▶ [Directive] Scan the lines below for the word "Maintenance". Copy each line you find it in.
** BEGIN **
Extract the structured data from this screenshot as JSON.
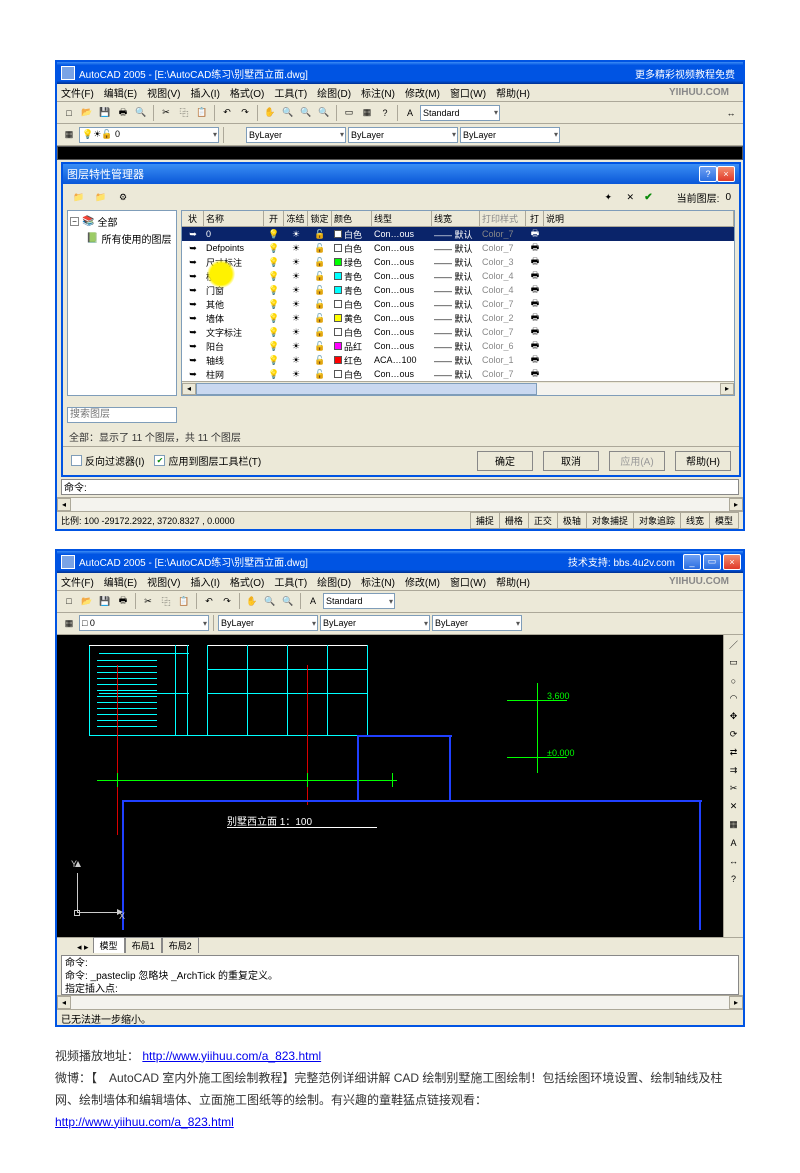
{
  "win1": {
    "title": "AutoCAD 2005 - [E:\\AutoCAD练习\\别墅西立面.dwg]",
    "watermark": "更多精彩视频教程免费",
    "menu": [
      "文件(F)",
      "编辑(E)",
      "视图(V)",
      "插入(I)",
      "格式(O)",
      "工具(T)",
      "绘图(D)",
      "标注(N)",
      "修改(M)",
      "窗口(W)",
      "帮助(H)"
    ],
    "brand": "YIIHUU.COM",
    "dlg_title": "图层特性管理器",
    "current_layer_label": "当前图层:",
    "current_layer_val": "0",
    "tree_root": "全部",
    "tree_child": "所有使用的图层",
    "search_ph": "搜索图层",
    "columns": [
      "状",
      "名称",
      "开",
      "冻结",
      "锁定",
      "颜色",
      "线型",
      "线宽",
      "打印样式",
      "打",
      "说明"
    ],
    "layers": [
      {
        "name": "0",
        "color": "#ffffff",
        "cname": "白色",
        "lt": "Con…ous",
        "lw": "—— 默认",
        "ps": "Color_7",
        "sel": true
      },
      {
        "name": "Defpoints",
        "color": "#ffffff",
        "cname": "白色",
        "lt": "Con…ous",
        "lw": "—— 默认",
        "ps": "Color_7"
      },
      {
        "name": "尺寸标注",
        "color": "#00ff00",
        "cname": "绿色",
        "lt": "Con…ous",
        "lw": "—— 默认",
        "ps": "Color_3"
      },
      {
        "name": "楼梯",
        "color": "#00ffff",
        "cname": "青色",
        "lt": "Con…ous",
        "lw": "—— 默认",
        "ps": "Color_4"
      },
      {
        "name": "门窗",
        "color": "#00ffff",
        "cname": "青色",
        "lt": "Con…ous",
        "lw": "—— 默认",
        "ps": "Color_4"
      },
      {
        "name": "其他",
        "color": "#ffffff",
        "cname": "白色",
        "lt": "Con…ous",
        "lw": "—— 默认",
        "ps": "Color_7"
      },
      {
        "name": "墙体",
        "color": "#ffff00",
        "cname": "黄色",
        "lt": "Con…ous",
        "lw": "—— 默认",
        "ps": "Color_2"
      },
      {
        "name": "文字标注",
        "color": "#ffffff",
        "cname": "白色",
        "lt": "Con…ous",
        "lw": "—— 默认",
        "ps": "Color_7"
      },
      {
        "name": "阳台",
        "color": "#ff00ff",
        "cname": "品红",
        "lt": "Con…ous",
        "lw": "—— 默认",
        "ps": "Color_6"
      },
      {
        "name": "轴线",
        "color": "#ff0000",
        "cname": "红色",
        "lt": "ACA…100",
        "lw": "—— 默认",
        "ps": "Color_1"
      },
      {
        "name": "柱网",
        "color": "#ffffff",
        "cname": "白色",
        "lt": "Con…ous",
        "lw": "—— 默认",
        "ps": "Color_7"
      }
    ],
    "bulb": "💡",
    "frz": "☀",
    "lock": "🔓",
    "print": "🖶",
    "status_icon": "➥",
    "status": "全部：显示了 11 个图层，共 11 个图层",
    "chk1": "反向过滤器(I)",
    "chk2": "应用到图层工具栏(T)",
    "btn_ok": "确定",
    "btn_cancel": "取消",
    "btn_apply": "应用(A)",
    "btn_help": "帮助(H)",
    "cmd_label": "命令:",
    "coords": "比例: 100  -29172.2922, 3720.8327 , 0.0000",
    "modes": [
      "捕捉",
      "栅格",
      "正交",
      "极轴",
      "对象捕捉",
      "对象追踪",
      "线宽",
      "模型"
    ],
    "combo_bylayer": "ByLayer",
    "combo_standard": "Standard"
  },
  "win2": {
    "title": "AutoCAD 2005 - [E:\\AutoCAD练习\\别墅西立面.dwg]",
    "watermark": "技术支持: bbs.4u2v.com",
    "brand": "YIIHUU.COM",
    "menu": [
      "文件(F)",
      "编辑(E)",
      "视图(V)",
      "插入(I)",
      "格式(O)",
      "工具(T)",
      "绘图(D)",
      "标注(N)",
      "修改(M)",
      "窗口(W)",
      "帮助(H)"
    ],
    "drawing_title": "别墅西立面 1：100",
    "dim1": "3,600",
    "dim2": "±0.000",
    "axis_y": "Y",
    "axis_x": "X",
    "tabs": [
      "模型",
      "布局1",
      "布局2"
    ],
    "cmd1": "命令:",
    "cmd2": "命令: _pasteclip 忽略块 _ArchTick 的重复定义。",
    "cmd3": "指定插入点:",
    "status2": "已无法进一步缩小。",
    "combo_bylayer": "ByLayer",
    "combo_layer": "□ 0",
    "combo_std": "Standard"
  },
  "tool_icons": {
    "new": "□",
    "open": "📂",
    "save": "💾",
    "print": "🖶",
    "preview": "🔍",
    "cut": "✂",
    "copy": "⿻",
    "paste": "📋",
    "undo": "↶",
    "redo": "↷",
    "pan": "✋",
    "zoom": "🔍",
    "line": "／",
    "rect": "▭",
    "circle": "○",
    "arc": "◠",
    "text": "A",
    "dim": "↔",
    "hatch": "▦",
    "move": "✥",
    "rotate": "⟳",
    "mirror": "⇄",
    "offset": "⇉",
    "trim": "✂",
    "erase": "✕",
    "help": "?",
    "a": "A"
  },
  "footer": {
    "l1a": "视频播放地址：",
    "l1_link": "http://www.yiihuu.com/a_823.html",
    "l2": "微博：【　AutoCAD 室内外施工图绘制教程】完整范例详细讲解 CAD 绘制别墅施工图绘制！包括绘图环境设置、绘制轴线及柱网、绘制墙体和编辑墙体、立面施工图纸等的绘制。有兴趣的童鞋猛点链接观看：",
    "l3_link": "http://www.yiihuu.com/a_823.html"
  }
}
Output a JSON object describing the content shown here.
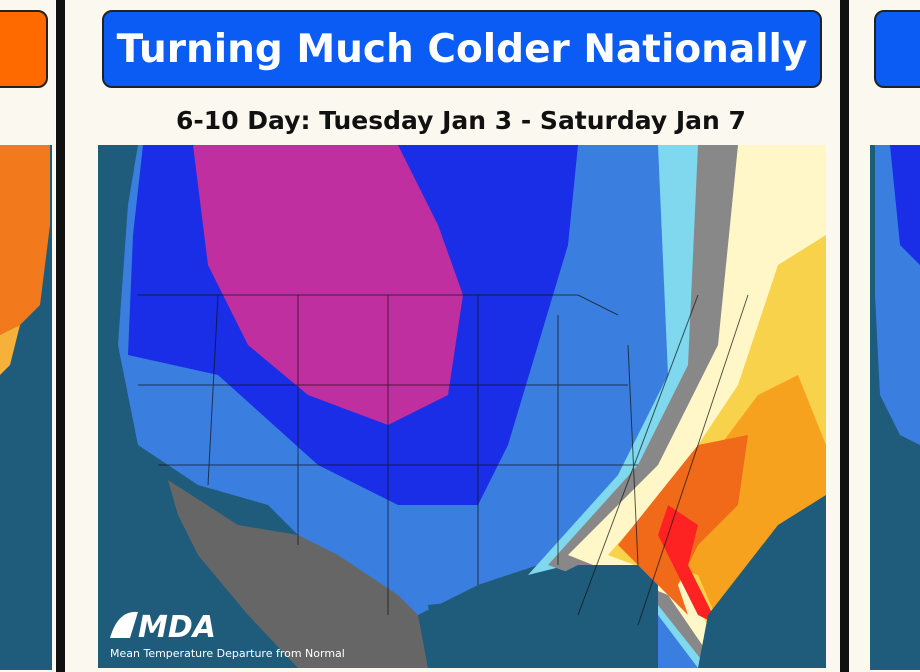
{
  "header": {
    "title": "Turning Much Colder Nationally",
    "subtitle": "6-10 Day: Tuesday Jan 3 - Saturday Jan 7"
  },
  "map": {
    "logo": "MDA",
    "caption": "Mean Temperature Departure from Normal"
  }
}
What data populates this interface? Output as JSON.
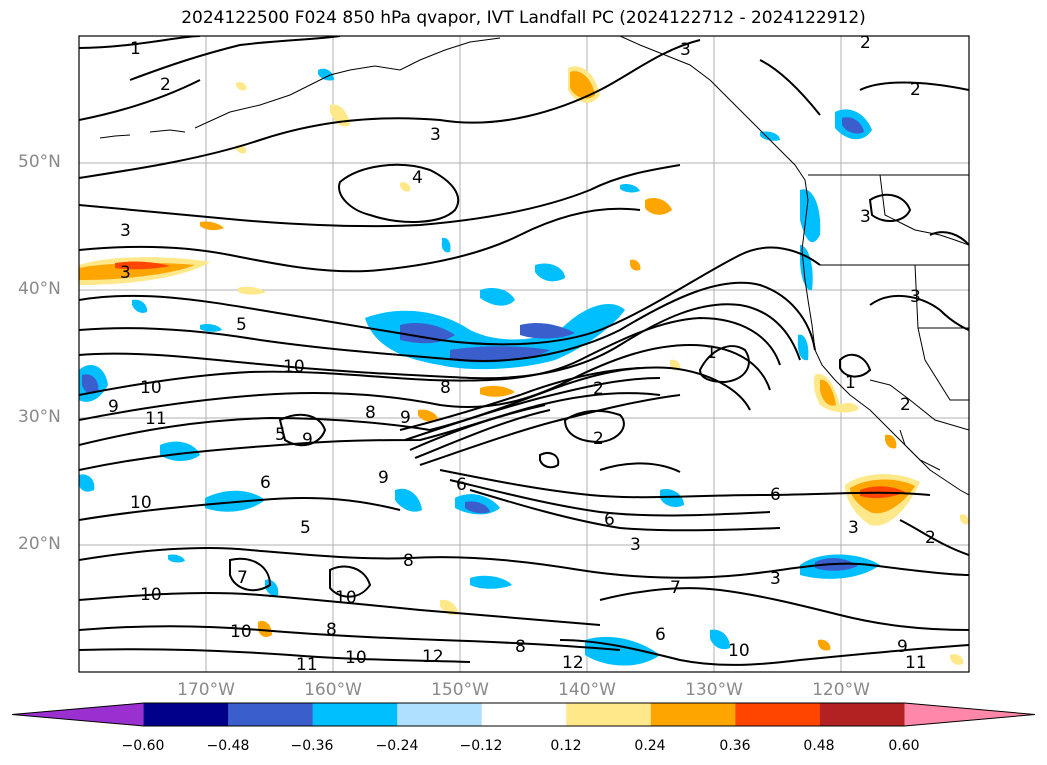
{
  "title": "2024122500 F024 850 hPa qvapor, IVT Landfall PC (2024122712 - 2024122912)",
  "lat_labels": [
    "50°N",
    "40°N",
    "30°N",
    "20°N"
  ],
  "lon_labels": [
    "170°W",
    "160°W",
    "150°W",
    "140°W",
    "130°W",
    "120°W"
  ],
  "colorbar": {
    "ticks": [
      "−0.60",
      "−0.48",
      "−0.36",
      "−0.24",
      "−0.12",
      "0.12",
      "0.24",
      "0.36",
      "0.48",
      "0.60"
    ],
    "colors": [
      "#9b30d0",
      "#00008b",
      "#3a5fcd",
      "#00bfff",
      "#b0e0ff",
      "#ffffff",
      "#ffe88a",
      "#ffa500",
      "#ff4500",
      "#b22222",
      "#ff88aa"
    ]
  },
  "contour_labels": [
    "1",
    "2",
    "3",
    "3",
    "3",
    "2",
    "4",
    "3",
    "5",
    "10",
    "9",
    "11",
    "10",
    "8",
    "9",
    "8",
    "1",
    "2",
    "2",
    "5",
    "6",
    "9",
    "10",
    "7",
    "5",
    "6",
    "9",
    "8",
    "6",
    "2",
    "6",
    "3",
    "3",
    "7",
    "10",
    "8",
    "10",
    "10",
    "11",
    "10",
    "12",
    "8",
    "12",
    "10",
    "9",
    "11",
    "6",
    "1",
    "3",
    "2",
    "3",
    "2",
    "3"
  ]
}
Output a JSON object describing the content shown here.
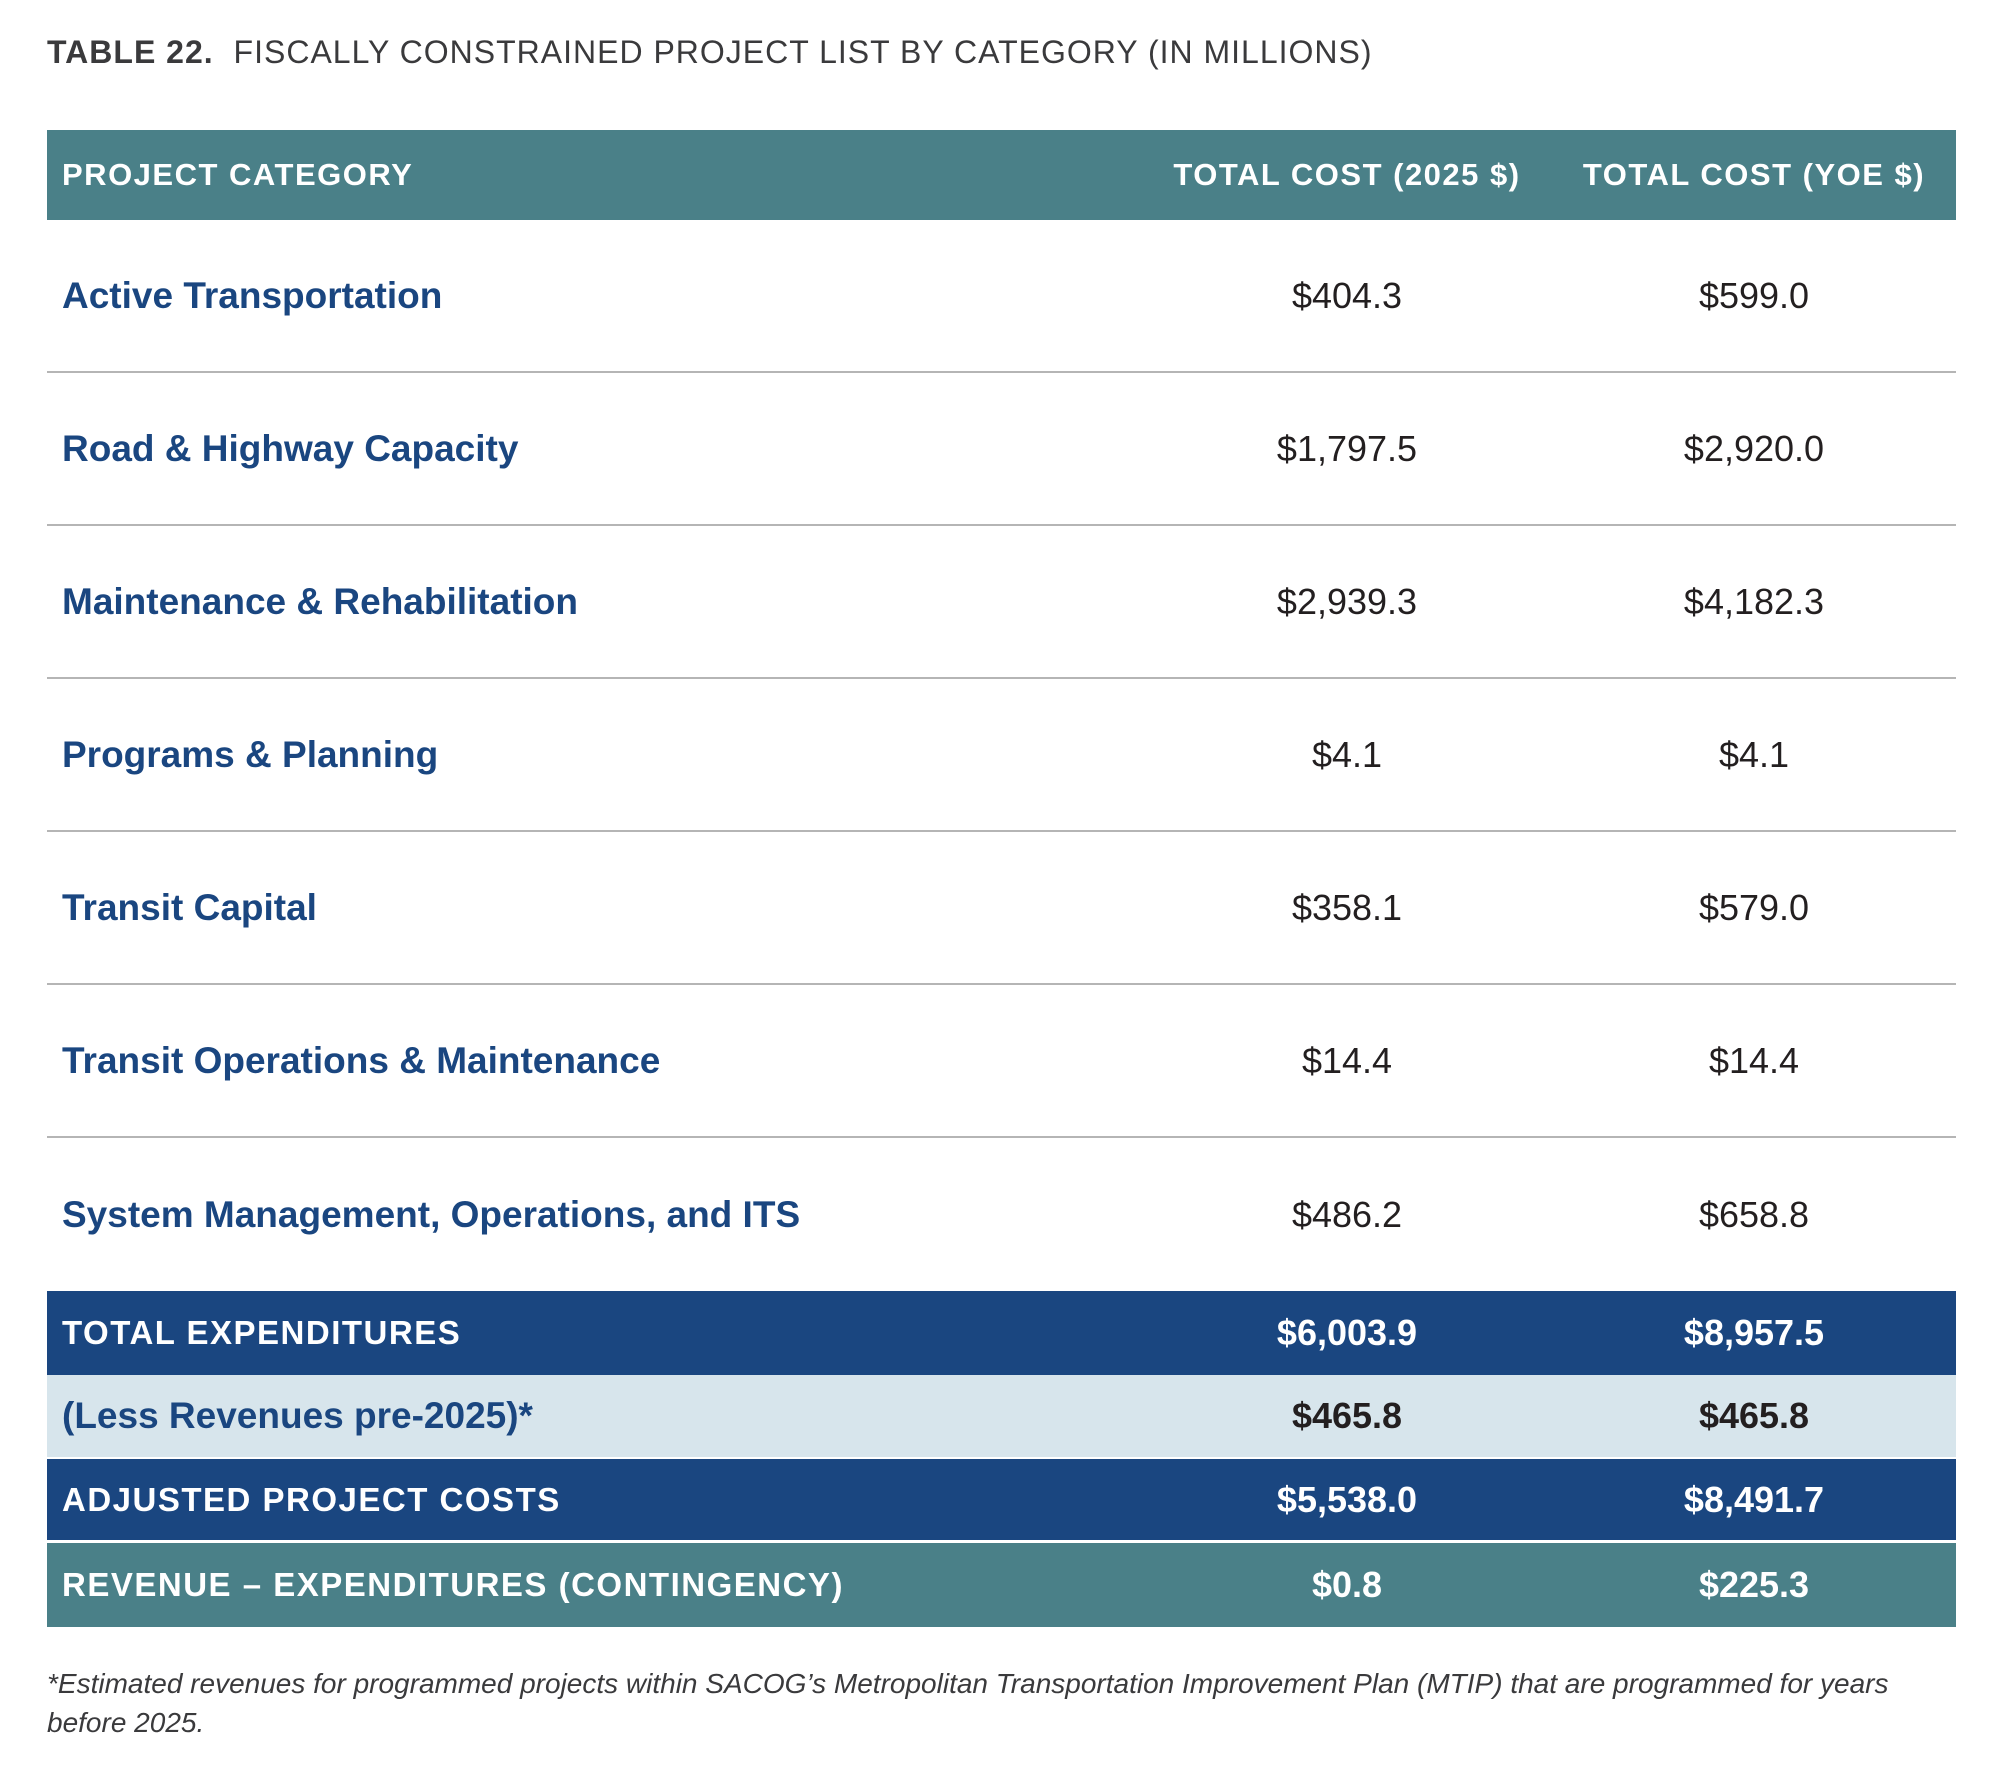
{
  "caption": {
    "number": "TABLE 22.",
    "title": "FISCALLY CONSTRAINED PROJECT LIST BY CATEGORY (IN MILLIONS)"
  },
  "header": {
    "category": "PROJECT CATEGORY",
    "cost_2025": "TOTAL COST (2025 $)",
    "cost_yoe": "TOTAL COST (YOE $)"
  },
  "rows": [
    {
      "category": "Active Transportation",
      "cost_2025": "$404.3",
      "cost_yoe": "$599.0"
    },
    {
      "category": "Road & Highway Capacity",
      "cost_2025": "$1,797.5",
      "cost_yoe": "$2,920.0"
    },
    {
      "category": "Maintenance & Rehabilitation",
      "cost_2025": "$2,939.3",
      "cost_yoe": "$4,182.3"
    },
    {
      "category": "Programs & Planning",
      "cost_2025": "$4.1",
      "cost_yoe": "$4.1"
    },
    {
      "category": "Transit Capital",
      "cost_2025": "$358.1",
      "cost_yoe": "$579.0"
    },
    {
      "category": "Transit Operations & Maintenance",
      "cost_2025": "$14.4",
      "cost_yoe": "$14.4"
    },
    {
      "category": "System Management, Operations, and ITS",
      "cost_2025": "$486.2",
      "cost_yoe": "$658.8"
    }
  ],
  "summary": {
    "total": {
      "label": "TOTAL EXPENDITURES",
      "cost_2025": "$6,003.9",
      "cost_yoe": "$8,957.5"
    },
    "less": {
      "label": "(Less Revenues pre-2025)*",
      "cost_2025": "$465.8",
      "cost_yoe": "$465.8"
    },
    "adjusted": {
      "label": "ADJUSTED PROJECT COSTS",
      "cost_2025": "$5,538.0",
      "cost_yoe": "$8,491.7"
    },
    "revenue": {
      "label": "REVENUE – EXPENDITURES (CONTINGENCY)",
      "cost_2025": "$0.8",
      "cost_yoe": "$225.3"
    }
  },
  "footnote": "*Estimated revenues for programmed projects within SACOG’s Metropolitan Transportation Improvement Plan (MTIP) that are programmed for years before 2025.",
  "colors": {
    "header_teal": "#4a8088",
    "navy": "#1a4680",
    "light_blue": "#d7e5ec"
  }
}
** END **
▶ [Full output]
      "category": "Maintenance & Rehabilitation",
      "category": "Transit Operations & Maintenance",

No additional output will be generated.